━━ Metin bölümü
Talimat ile 25/05/2021 tarihli celsede dinlenen davacı tanığı ,.. : “Ben davacıyı … yetkili bayisi olması sebebiyle tanıyorum, bende 30 senedir otomotiv sektörü içerisinde çalışmalarıma devam etmekteyim, otomotiv sektöründeki bayilik kişilerin bulunduğu ve yaşadığı ile göre verilmektedir, davacının bayilik sözleşmesi anlaşmasının feshedilmesinde herhangi bir kusuru bulunmamaktadır, kendisi …’da otomotiv sektöründe saygın bir kişiliği vardır, …’daki … markasının tercih edilme sebebi … başarısı ile olmuştur, … markasına katkısı çok fazladır, tanıklık ücreti talebim yoktur” şeklinde beyanda bulunmuştur.
Talimat ile 25/05/2021 celsede dinlenen davacı tanığı …: ” Ben … reklam bölümünde çalışan reklam yöneticisiyim, … ‘ı gazetemize katkılarından dolayı tanımaktayım, … marka aracı …’da … olarak bilinmektedir, deyim yerindeyse … markası ile … özdeşmiştir,…’ya ve … markayı getirmesinde büyük katkısı olmuştur, tanıklık ücreti talebim yoktur” şeklinde beyanda bulunmuştur.
━━━━
━━ Gösterilen satırlar
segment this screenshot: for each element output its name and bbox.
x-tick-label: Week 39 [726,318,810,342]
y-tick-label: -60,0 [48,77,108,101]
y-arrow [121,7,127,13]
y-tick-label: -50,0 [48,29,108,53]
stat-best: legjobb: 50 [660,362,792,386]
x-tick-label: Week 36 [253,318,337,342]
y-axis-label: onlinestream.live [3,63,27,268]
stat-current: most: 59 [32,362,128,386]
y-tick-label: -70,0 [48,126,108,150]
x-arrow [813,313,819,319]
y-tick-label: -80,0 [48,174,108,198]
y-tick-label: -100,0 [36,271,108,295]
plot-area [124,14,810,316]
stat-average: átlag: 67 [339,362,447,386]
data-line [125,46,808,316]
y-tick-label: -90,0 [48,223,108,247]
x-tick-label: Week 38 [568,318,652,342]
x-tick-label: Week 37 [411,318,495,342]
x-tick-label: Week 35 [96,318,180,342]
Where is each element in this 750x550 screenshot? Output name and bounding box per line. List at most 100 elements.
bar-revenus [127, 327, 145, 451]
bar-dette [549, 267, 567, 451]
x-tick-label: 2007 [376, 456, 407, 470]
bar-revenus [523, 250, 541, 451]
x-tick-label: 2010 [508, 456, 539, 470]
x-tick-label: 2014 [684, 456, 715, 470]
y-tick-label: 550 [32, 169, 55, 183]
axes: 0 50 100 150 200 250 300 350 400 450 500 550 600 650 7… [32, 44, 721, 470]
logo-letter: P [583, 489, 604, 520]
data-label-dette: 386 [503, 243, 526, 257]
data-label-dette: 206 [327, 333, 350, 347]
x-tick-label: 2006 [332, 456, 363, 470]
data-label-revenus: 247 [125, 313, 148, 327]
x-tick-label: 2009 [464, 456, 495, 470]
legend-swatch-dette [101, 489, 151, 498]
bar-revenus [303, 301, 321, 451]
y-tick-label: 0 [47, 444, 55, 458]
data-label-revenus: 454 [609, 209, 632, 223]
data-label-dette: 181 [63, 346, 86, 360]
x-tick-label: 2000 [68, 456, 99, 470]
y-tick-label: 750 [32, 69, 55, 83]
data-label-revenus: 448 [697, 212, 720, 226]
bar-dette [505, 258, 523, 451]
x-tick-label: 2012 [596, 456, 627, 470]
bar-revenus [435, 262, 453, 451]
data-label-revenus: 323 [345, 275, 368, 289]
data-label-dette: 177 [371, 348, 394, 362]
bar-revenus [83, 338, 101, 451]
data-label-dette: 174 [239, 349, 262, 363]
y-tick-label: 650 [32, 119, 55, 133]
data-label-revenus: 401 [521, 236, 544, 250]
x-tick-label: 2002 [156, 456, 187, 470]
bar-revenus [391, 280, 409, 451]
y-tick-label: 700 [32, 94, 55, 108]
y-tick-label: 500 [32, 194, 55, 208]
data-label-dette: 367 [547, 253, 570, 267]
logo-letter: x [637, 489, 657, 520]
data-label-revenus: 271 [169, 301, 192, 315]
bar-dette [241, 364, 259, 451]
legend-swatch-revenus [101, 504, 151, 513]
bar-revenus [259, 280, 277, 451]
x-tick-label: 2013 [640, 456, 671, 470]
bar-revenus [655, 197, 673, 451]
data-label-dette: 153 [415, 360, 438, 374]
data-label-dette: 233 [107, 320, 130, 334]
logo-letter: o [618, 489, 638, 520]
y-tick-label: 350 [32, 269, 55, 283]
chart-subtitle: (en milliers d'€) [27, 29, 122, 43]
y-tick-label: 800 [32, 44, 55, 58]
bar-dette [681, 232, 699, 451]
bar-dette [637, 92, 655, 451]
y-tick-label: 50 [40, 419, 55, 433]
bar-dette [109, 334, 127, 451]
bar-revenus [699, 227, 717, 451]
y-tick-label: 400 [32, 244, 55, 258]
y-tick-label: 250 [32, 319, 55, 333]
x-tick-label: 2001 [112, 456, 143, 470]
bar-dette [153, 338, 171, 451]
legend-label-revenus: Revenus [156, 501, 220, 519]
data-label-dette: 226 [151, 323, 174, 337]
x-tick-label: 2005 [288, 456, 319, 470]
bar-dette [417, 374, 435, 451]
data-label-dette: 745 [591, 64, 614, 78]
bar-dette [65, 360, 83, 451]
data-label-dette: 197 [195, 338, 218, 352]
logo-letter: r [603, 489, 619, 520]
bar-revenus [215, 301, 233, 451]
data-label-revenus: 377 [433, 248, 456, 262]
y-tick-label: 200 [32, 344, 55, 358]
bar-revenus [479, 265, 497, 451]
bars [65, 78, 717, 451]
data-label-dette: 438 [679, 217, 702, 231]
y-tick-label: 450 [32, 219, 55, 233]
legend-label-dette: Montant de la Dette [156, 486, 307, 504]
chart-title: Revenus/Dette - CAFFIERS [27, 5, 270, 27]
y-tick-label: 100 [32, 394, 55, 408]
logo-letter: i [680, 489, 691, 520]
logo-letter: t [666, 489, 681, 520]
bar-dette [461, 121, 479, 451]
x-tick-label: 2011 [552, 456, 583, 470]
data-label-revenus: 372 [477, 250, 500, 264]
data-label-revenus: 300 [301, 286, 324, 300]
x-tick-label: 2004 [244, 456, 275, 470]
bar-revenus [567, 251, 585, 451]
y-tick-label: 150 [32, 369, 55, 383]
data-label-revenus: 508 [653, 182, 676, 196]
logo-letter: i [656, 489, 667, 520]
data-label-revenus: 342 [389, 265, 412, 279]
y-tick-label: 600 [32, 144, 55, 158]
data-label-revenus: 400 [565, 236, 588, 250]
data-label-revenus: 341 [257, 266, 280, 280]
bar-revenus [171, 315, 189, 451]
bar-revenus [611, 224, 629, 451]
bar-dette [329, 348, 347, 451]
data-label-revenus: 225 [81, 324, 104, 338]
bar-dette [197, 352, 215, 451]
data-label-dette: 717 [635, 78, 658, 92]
━━━━
__Görev listesi__.
1 - Metin bölümünde ikinci davacı tanığı hangi görevde çalıştığını söylüyor?
2 - Tanık beyanlarını aktaran metin bölümünü kaldığı yerden sürdürün.

__Yanıtlar__.
1 - Reklam bölümünde çalışan bir reklam yöneticisi olduğunu söylüyor.

2 -
Talimat ile 25/05/2021 celsede dinlenen davacı tanığı … :”Ben davacıyı kendisinden araç almamdan dolayı tanımaktayım, sahibi olduğum şirkete iki adet … marka araç aldım, biz daha önce … marka araç alacaktık, ancak kendisinin bizi ikna etmesi ile kaporasını verdiğimiz araçların alımını iptal ederek … marka araç satın aldık, araçtan memnunuz, … marka almamıza katkısı olan davacının aracı çok iyi anlatmasından kaynaklanmaktadır, bir nevi … markanın terzisi konumundadır, …’da … marka ile özleşmiştir, ayrıca araç alırken … bey bizim finansal sıkıntımızı da çözerek aracın tamamı için kredi çekmemize vesile oldu, tanıklık ücreti talebim yoktur.” şeklinde beyanda bulunduğu görüldü.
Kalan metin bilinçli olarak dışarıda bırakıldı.